> _Given problem_
Report how many lines below contain the word "Sound", and give only that number.

Dataset records:

## START

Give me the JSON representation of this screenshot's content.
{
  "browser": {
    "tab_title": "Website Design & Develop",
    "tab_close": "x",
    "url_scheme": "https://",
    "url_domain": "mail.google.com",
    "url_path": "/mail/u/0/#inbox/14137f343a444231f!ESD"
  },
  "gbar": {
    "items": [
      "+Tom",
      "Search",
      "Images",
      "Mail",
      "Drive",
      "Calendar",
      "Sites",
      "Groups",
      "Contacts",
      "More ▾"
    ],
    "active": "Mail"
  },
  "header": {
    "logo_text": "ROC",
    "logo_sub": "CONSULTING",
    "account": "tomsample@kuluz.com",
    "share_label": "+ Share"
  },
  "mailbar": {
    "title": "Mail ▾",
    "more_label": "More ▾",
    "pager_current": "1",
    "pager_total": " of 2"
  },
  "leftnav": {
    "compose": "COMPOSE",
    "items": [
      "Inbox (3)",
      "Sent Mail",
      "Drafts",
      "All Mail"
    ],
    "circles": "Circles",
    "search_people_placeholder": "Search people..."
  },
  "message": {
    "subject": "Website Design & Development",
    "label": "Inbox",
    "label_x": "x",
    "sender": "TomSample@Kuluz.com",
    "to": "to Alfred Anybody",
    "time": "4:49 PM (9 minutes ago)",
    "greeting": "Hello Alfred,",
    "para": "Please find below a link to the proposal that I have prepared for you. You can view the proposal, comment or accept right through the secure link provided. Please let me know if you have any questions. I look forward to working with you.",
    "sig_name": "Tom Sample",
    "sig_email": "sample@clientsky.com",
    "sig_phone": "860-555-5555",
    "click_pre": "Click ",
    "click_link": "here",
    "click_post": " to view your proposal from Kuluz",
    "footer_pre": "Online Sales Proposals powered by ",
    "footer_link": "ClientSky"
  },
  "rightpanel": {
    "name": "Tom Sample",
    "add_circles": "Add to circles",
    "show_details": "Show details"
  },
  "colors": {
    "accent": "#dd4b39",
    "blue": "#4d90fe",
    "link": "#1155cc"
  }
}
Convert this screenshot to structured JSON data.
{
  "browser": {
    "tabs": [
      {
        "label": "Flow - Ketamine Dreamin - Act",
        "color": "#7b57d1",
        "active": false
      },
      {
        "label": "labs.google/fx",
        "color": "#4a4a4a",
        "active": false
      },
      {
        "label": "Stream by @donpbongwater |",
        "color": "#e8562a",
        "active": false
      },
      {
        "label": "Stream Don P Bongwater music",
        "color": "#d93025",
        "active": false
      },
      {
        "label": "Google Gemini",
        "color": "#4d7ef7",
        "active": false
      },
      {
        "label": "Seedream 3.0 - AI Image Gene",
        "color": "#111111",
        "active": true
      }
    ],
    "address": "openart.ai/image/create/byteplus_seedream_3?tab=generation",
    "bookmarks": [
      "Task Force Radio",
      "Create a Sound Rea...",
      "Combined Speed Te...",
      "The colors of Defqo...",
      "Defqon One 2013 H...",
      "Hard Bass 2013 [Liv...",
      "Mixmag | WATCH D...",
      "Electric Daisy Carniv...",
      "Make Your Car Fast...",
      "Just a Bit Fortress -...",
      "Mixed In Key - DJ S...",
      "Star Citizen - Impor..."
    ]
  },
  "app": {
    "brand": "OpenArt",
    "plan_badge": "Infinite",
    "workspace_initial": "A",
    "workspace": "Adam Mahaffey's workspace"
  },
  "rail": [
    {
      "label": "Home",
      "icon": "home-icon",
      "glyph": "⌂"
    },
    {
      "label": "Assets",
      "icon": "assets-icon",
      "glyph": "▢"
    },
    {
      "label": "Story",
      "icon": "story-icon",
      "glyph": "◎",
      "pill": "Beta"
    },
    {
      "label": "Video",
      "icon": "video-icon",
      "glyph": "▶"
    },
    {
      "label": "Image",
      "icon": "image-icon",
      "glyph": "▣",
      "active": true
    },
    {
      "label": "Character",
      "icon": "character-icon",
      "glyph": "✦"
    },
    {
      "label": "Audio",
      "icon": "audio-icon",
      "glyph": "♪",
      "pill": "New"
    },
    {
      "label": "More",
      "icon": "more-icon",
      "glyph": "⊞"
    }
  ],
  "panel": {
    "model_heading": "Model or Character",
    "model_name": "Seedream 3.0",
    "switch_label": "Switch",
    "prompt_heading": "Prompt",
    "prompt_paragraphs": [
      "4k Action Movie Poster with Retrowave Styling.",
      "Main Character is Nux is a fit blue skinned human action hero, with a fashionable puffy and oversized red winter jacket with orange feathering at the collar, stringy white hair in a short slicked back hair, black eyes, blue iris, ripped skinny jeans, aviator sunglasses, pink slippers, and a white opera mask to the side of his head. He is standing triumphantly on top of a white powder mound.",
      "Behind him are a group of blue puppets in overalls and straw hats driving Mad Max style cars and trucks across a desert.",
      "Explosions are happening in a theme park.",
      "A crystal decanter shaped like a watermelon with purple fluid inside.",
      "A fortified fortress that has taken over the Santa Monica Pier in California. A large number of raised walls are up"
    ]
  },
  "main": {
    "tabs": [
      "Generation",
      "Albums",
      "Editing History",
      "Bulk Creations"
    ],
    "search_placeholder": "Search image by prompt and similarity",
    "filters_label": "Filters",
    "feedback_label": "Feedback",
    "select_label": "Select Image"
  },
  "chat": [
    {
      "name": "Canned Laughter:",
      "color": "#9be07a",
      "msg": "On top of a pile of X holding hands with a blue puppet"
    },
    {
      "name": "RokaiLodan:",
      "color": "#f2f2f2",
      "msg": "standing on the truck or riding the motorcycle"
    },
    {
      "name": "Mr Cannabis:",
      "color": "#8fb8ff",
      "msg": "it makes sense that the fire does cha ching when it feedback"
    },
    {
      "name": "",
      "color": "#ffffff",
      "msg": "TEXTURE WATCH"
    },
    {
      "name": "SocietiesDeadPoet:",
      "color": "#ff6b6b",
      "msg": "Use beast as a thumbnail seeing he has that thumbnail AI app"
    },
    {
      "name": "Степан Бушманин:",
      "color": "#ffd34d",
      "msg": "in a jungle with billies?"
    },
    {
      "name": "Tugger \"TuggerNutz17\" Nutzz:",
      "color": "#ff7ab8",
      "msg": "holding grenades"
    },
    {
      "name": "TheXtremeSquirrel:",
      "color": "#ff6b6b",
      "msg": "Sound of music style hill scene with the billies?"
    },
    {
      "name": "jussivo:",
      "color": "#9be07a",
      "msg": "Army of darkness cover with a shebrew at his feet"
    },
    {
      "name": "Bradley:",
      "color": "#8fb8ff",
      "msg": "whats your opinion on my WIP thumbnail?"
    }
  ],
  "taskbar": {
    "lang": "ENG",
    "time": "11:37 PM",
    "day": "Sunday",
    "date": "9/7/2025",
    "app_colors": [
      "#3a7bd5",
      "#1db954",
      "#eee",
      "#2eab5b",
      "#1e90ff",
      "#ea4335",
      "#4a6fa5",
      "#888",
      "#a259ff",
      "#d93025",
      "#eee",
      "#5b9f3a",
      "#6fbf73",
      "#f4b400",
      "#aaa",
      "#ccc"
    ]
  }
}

## END

> _Exercise response_
2